STATED PROBLEM
In the lines below, how many hold the word "Personen"? Answer only with the number.

Start INPUT ROWS

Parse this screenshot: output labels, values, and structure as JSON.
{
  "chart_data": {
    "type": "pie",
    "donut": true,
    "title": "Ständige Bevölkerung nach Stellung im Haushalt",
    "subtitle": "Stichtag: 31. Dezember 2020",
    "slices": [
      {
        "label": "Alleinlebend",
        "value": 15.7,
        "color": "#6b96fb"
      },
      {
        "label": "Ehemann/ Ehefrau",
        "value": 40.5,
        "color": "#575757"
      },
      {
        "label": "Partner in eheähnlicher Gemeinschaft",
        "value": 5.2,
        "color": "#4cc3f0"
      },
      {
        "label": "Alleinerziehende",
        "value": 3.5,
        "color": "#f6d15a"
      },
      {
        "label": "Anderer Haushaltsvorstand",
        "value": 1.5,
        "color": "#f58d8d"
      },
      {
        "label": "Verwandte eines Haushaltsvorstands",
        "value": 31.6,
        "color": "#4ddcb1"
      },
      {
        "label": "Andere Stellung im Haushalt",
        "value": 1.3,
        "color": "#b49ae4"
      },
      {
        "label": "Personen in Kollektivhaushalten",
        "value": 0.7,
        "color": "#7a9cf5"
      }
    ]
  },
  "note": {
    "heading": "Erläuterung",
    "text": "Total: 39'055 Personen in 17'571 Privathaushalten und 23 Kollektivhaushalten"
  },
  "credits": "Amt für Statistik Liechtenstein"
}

End INPUT ROWS

ANSWER TO THE TASK
2